**The task:** Return the count of lines with the string "this" in them, and nothing else.

------

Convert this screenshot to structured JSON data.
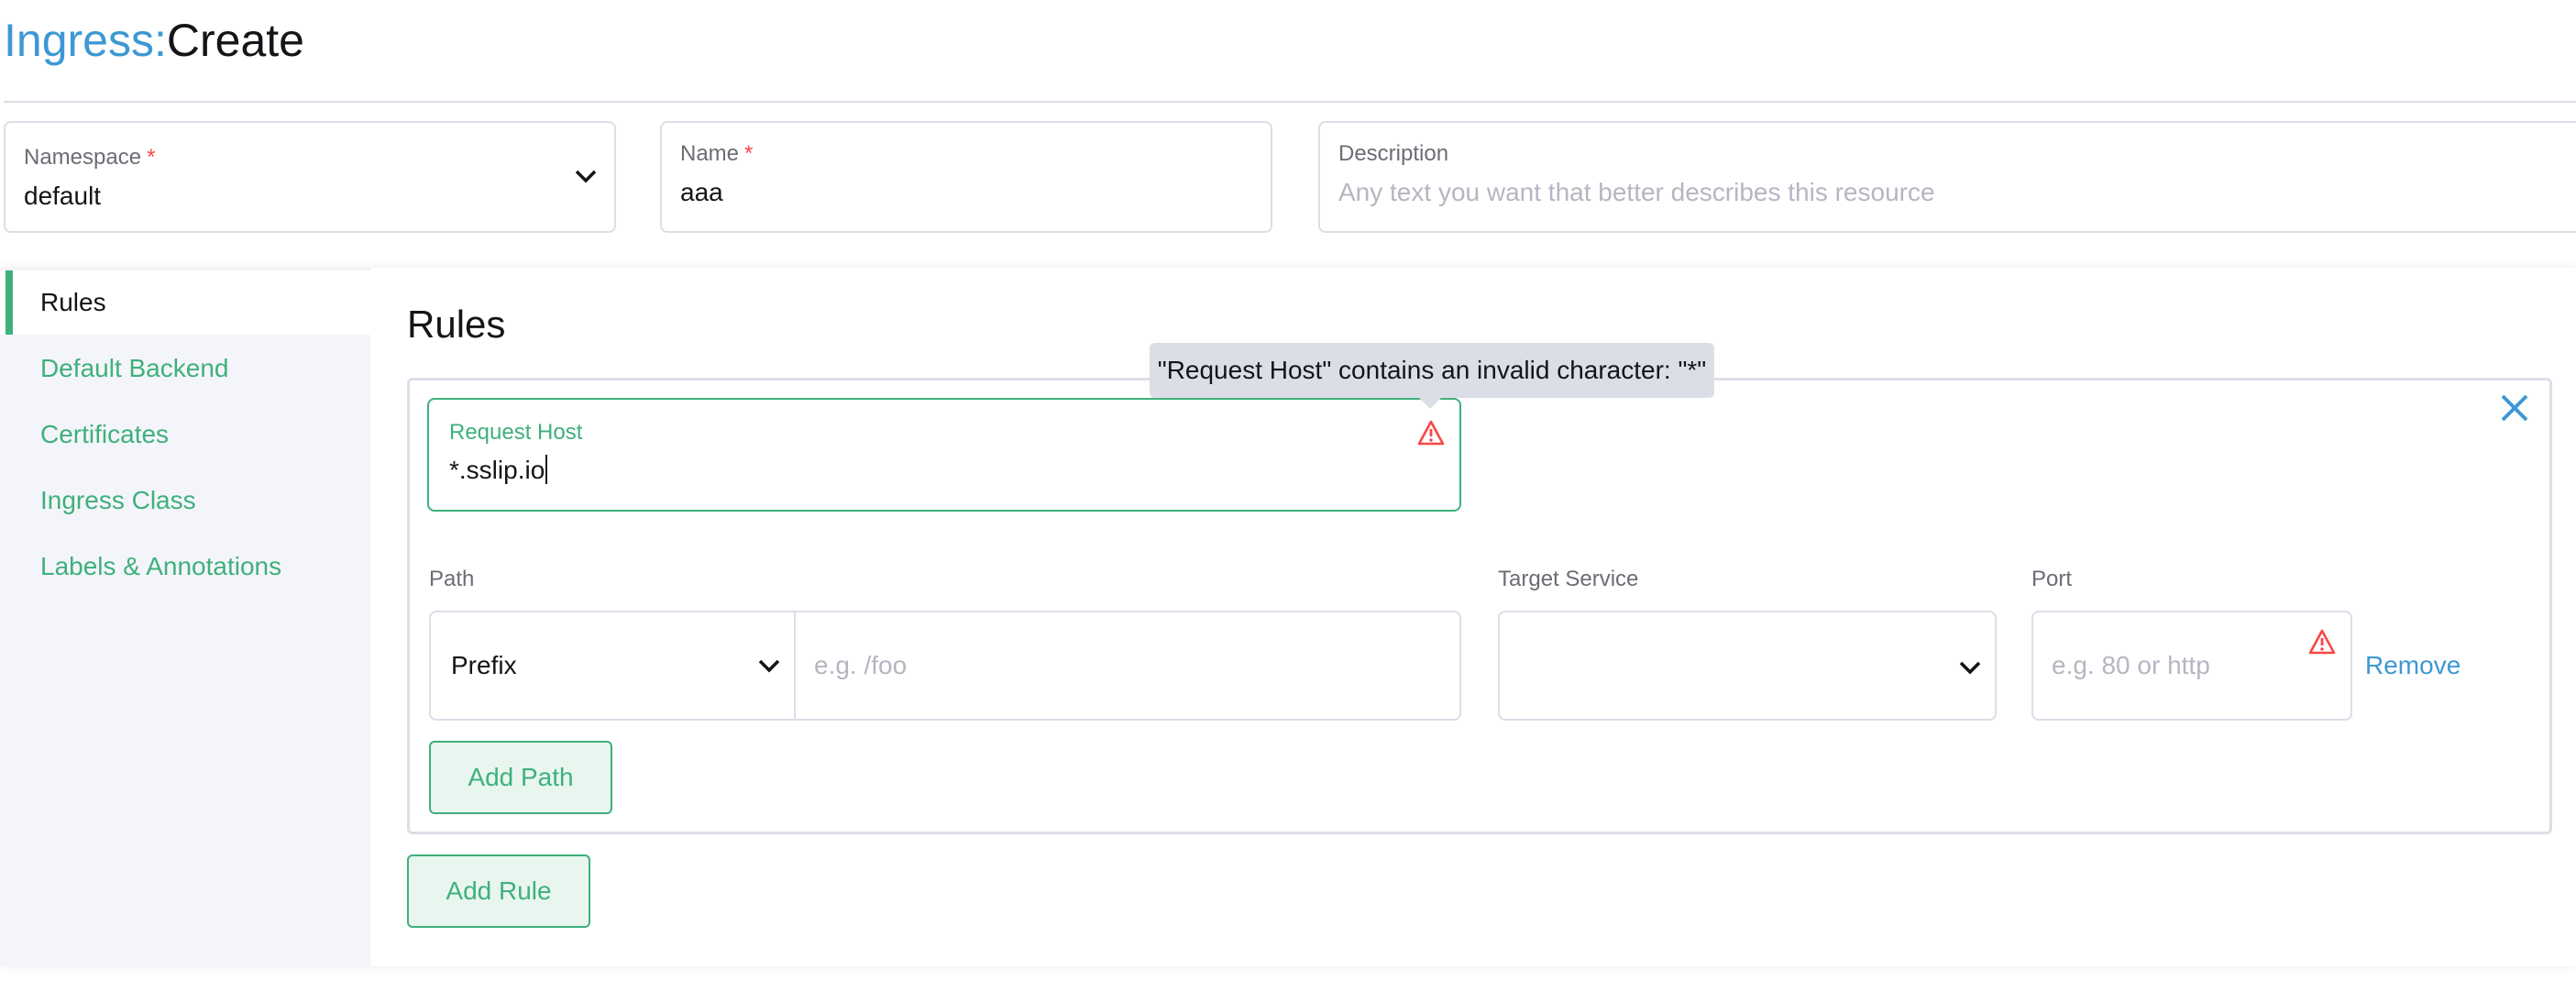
{
  "header": {
    "resource": "Ingress",
    "separator": ":",
    "action": "Create"
  },
  "form": {
    "namespace": {
      "label": "Namespace",
      "required": "*",
      "value": "default",
      "icon": "chevron-down-icon"
    },
    "name": {
      "label": "Name",
      "required": "*",
      "value": "aaa"
    },
    "description": {
      "label": "Description",
      "placeholder": "Any text you want that better describes this resource"
    }
  },
  "sidebar": {
    "items": [
      {
        "label": "Rules",
        "active": true
      },
      {
        "label": "Default Backend",
        "active": false
      },
      {
        "label": "Certificates",
        "active": false
      },
      {
        "label": "Ingress Class",
        "active": false
      },
      {
        "label": "Labels & Annotations",
        "active": false
      }
    ]
  },
  "rules": {
    "heading": "Rules",
    "request_host": {
      "label": "Request Host",
      "value": "*.sslip.io",
      "error_icon": "warning-icon",
      "tooltip": "\"Request Host\" contains an invalid character: \"*\""
    },
    "path": {
      "label": "Path",
      "type_value": "Prefix",
      "placeholder": "e.g. /foo"
    },
    "target_service": {
      "label": "Target Service",
      "value": ""
    },
    "port": {
      "label": "Port",
      "placeholder": "e.g. 80 or http",
      "error_icon": "warning-icon"
    },
    "remove_label": "Remove",
    "add_path_label": "Add Path",
    "add_rule_label": "Add Rule",
    "close_icon": "close-icon"
  },
  "colors": {
    "accent_green": "#3fb07c",
    "link_blue": "#3d98d3",
    "error_red": "#f64747",
    "border": "#dcdee7"
  }
}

------

**Task result:** 2